======== Input records ========

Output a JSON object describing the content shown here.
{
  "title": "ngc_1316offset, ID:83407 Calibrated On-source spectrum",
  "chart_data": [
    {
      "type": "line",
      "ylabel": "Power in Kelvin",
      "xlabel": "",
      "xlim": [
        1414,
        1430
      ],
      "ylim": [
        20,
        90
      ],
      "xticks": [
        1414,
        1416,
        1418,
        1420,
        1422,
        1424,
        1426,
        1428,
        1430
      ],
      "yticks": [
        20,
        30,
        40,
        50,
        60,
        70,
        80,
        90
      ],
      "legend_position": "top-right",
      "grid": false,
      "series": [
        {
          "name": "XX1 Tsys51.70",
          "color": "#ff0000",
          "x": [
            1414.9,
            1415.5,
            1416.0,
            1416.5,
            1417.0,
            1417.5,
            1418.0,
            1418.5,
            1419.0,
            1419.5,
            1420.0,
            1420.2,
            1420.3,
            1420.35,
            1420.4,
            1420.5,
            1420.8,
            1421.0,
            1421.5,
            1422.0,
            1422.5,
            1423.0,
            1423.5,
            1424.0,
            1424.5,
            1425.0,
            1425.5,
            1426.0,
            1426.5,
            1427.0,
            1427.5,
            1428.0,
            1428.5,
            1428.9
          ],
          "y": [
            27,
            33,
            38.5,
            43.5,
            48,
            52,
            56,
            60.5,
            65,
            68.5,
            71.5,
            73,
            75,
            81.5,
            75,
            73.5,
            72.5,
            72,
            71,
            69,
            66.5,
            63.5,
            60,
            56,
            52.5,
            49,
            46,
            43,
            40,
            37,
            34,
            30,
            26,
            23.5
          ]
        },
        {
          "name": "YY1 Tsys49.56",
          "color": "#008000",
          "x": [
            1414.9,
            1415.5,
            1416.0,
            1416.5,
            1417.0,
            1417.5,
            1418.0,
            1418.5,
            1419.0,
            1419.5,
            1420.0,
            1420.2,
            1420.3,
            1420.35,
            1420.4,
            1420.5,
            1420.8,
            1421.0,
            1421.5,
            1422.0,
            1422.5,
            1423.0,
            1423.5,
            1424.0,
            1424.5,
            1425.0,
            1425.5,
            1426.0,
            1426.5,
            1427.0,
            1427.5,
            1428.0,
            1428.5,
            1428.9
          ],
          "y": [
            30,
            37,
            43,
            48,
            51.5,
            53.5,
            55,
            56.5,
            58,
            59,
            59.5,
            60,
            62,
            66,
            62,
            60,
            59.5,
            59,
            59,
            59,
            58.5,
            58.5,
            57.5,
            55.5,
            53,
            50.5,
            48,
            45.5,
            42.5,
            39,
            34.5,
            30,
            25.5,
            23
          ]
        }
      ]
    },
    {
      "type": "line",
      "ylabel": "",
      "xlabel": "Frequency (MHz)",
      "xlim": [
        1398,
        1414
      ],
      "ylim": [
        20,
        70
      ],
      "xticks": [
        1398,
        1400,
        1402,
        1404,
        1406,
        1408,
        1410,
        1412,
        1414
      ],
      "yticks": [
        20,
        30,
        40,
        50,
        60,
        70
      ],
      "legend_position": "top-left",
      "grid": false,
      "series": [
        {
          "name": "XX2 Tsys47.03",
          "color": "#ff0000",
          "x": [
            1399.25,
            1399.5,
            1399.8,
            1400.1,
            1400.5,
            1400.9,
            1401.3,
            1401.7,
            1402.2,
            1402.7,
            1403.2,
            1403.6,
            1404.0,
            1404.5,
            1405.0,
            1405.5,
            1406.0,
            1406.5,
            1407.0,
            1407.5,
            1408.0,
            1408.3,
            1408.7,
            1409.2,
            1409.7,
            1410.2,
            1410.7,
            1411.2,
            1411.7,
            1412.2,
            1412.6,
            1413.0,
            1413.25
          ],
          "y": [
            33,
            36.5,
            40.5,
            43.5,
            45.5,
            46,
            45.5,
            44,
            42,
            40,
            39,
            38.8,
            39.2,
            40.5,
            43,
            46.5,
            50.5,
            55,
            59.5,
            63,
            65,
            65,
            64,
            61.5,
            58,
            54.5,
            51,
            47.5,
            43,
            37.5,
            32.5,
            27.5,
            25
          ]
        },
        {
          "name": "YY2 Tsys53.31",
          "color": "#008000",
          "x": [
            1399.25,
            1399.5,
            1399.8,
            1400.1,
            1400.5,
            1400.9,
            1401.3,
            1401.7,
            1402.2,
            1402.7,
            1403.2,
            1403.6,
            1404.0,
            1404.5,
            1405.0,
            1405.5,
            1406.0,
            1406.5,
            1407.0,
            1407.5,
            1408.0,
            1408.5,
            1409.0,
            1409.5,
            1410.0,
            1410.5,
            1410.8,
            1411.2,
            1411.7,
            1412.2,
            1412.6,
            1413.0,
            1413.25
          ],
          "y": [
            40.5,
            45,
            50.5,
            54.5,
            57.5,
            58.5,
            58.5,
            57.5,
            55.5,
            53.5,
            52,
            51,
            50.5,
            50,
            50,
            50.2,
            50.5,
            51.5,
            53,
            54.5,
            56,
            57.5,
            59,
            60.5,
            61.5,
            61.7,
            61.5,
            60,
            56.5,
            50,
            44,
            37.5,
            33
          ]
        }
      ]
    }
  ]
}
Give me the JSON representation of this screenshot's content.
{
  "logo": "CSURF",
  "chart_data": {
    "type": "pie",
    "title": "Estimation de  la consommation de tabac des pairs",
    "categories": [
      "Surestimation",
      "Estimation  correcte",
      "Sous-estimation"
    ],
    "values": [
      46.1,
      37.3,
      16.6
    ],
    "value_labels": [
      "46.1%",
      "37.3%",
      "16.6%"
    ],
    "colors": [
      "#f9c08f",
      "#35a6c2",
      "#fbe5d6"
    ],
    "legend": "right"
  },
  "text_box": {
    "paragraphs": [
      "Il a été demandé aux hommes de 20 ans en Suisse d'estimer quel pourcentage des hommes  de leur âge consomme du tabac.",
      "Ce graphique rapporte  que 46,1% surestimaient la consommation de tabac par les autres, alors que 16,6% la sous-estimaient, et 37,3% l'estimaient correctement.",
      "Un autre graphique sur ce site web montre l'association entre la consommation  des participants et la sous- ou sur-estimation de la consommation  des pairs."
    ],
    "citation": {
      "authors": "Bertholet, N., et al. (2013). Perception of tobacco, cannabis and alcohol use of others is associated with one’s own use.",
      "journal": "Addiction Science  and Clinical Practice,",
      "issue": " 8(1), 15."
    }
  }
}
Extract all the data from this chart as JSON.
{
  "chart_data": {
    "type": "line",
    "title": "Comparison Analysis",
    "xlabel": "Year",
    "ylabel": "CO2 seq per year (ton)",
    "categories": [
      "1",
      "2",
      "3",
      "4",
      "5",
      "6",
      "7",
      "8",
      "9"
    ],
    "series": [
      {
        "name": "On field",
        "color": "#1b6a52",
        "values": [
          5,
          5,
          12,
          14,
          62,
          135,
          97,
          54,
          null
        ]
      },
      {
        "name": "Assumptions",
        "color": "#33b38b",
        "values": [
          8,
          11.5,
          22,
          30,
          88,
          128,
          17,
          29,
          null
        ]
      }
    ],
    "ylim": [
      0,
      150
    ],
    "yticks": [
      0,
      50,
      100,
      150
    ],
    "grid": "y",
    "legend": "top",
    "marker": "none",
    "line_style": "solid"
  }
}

========

- Task instructions
Determine how many lines in the records contain "this", and reply with the number only.

- Written response
2